- [OBJECTIVE] Write out the whole listing, matching it exactly.
Begin RECORDS TO PROCESS
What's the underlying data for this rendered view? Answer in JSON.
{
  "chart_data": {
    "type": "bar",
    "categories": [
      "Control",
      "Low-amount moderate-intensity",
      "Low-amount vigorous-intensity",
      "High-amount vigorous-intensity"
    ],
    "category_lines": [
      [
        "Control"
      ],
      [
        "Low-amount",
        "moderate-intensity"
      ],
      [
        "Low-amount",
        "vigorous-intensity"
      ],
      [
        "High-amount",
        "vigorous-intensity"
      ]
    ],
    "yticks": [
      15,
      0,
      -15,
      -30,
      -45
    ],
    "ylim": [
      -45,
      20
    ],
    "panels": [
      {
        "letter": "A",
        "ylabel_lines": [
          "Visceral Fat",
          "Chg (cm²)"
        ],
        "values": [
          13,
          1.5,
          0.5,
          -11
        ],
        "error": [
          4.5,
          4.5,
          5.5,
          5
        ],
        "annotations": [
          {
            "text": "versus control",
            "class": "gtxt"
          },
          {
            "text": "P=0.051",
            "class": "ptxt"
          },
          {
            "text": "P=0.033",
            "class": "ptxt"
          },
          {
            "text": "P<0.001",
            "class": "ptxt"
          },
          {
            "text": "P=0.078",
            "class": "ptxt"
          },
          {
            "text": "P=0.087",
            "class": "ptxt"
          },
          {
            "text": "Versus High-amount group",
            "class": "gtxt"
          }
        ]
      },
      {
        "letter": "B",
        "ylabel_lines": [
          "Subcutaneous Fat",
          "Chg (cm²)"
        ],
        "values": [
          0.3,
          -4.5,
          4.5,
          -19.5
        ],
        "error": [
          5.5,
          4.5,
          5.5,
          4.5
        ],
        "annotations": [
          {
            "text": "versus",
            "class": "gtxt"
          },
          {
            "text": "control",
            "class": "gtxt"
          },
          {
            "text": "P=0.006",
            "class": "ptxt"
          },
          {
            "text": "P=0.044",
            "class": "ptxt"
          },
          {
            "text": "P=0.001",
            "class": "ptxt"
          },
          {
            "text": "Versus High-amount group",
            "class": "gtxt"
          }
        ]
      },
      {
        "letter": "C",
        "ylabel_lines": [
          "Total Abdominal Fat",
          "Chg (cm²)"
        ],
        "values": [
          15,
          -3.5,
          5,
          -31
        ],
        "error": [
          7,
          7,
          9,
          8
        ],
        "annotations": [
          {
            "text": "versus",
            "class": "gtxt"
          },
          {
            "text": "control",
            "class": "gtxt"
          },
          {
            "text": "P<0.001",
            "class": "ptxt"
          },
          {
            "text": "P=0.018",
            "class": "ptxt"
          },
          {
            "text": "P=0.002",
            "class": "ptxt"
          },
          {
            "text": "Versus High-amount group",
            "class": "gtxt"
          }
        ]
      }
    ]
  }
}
End RECORDS TO PROCESS
- [ANSWER FOR THE TASK]
What's the underlying data for this rendered view? Answer in JSON.
{
  "chart_data": {
    "type": "bar",
    "categories": [
      "Control",
      "Low-amount moderate-intensity",
      "Low-amount vigorous-intensity",
      "High-amount vigorous-intensity"
    ],
    "category_lines": [
      [
        "Control"
      ],
      [
        "Low-amount",
        "moderate-intensity"
      ],
      [
        "Low-amount",
        "vigorous-intensity"
      ],
      [
        "High-amount",
        "vigorous-intensity"
      ]
    ],
    "yticks": [
      15,
      0,
      -15,
      -30,
      -45
    ],
    "ylim": [
      -45,
      20
    ],
    "panels": [
      {
        "letter": "A",
        "ylabel_lines": [
          "Visceral Fat",
          "Chg (cm²)"
        ],
        "values": [
          13,
          1.5,
          0.5,
          -11
        ],
        "error": [
          4.5,
          4.5,
          5.5,
          5
        ],
        "annotations": [
          {
            "text": "versus control",
            "class": "gtxt"
          },
          {
            "text": "P=0.051",
            "class": "ptxt"
          },
          {
            "text": "P=0.033",
            "class": "ptxt"
          },
          {
            "text": "P<0.001",
            "class": "ptxt"
          },
          {
            "text": "P=0.078",
            "class": "ptxt"
          },
          {
            "text": "P=0.087",
            "class": "ptxt"
          },
          {
            "text": "Versus High-amount group",
            "class": "gtxt"
          }
        ]
      },
      {
        "letter": "B",
        "ylabel_lines": [
          "Subcutaneous Fat",
          "Chg (cm²)"
        ],
        "values": [
          0.3,
          -4.5,
          4.5,
          -19.5
        ],
        "error": [
          5.5,
          4.5,
          5.5,
          4.5
        ],
        "annotations": [
          {
            "text": "versus",
            "class": "gtxt"
          },
          {
            "text": "control",
            "class": "gtxt"
          },
          {
            "text": "P=0.006",
            "class": "ptxt"
          },
          {
            "text": "P=0.044",
            "class": "ptxt"
          },
          {
            "text": "P=0.001",
            "class": "ptxt"
          },
          {
            "text": "Versus High-amount group",
            "class": "gtxt"
          }
        ]
      },
      {
        "letter": "C",
        "ylabel_lines": [
          "Total Abdominal Fat",
          "Chg (cm²)"
        ],
        "values": [
          15,
          -3.5,
          5,
          -31
        ],
        "error": [
          7,
          7,
          9,
          8
        ],
        "annotations": [
          {
            "text": "versus",
            "class": "gtxt"
          },
          {
            "text": "control",
            "class": "gtxt"
          },
          {
            "text": "P<0.001",
            "class": "ptxt"
          },
          {
            "text": "P=0.018",
            "class": "ptxt"
          },
          {
            "text": "P=0.002",
            "class": "ptxt"
          },
          {
            "text": "Versus High-amount group",
            "class": "gtxt"
          }
        ]
      }
    ]
  }
}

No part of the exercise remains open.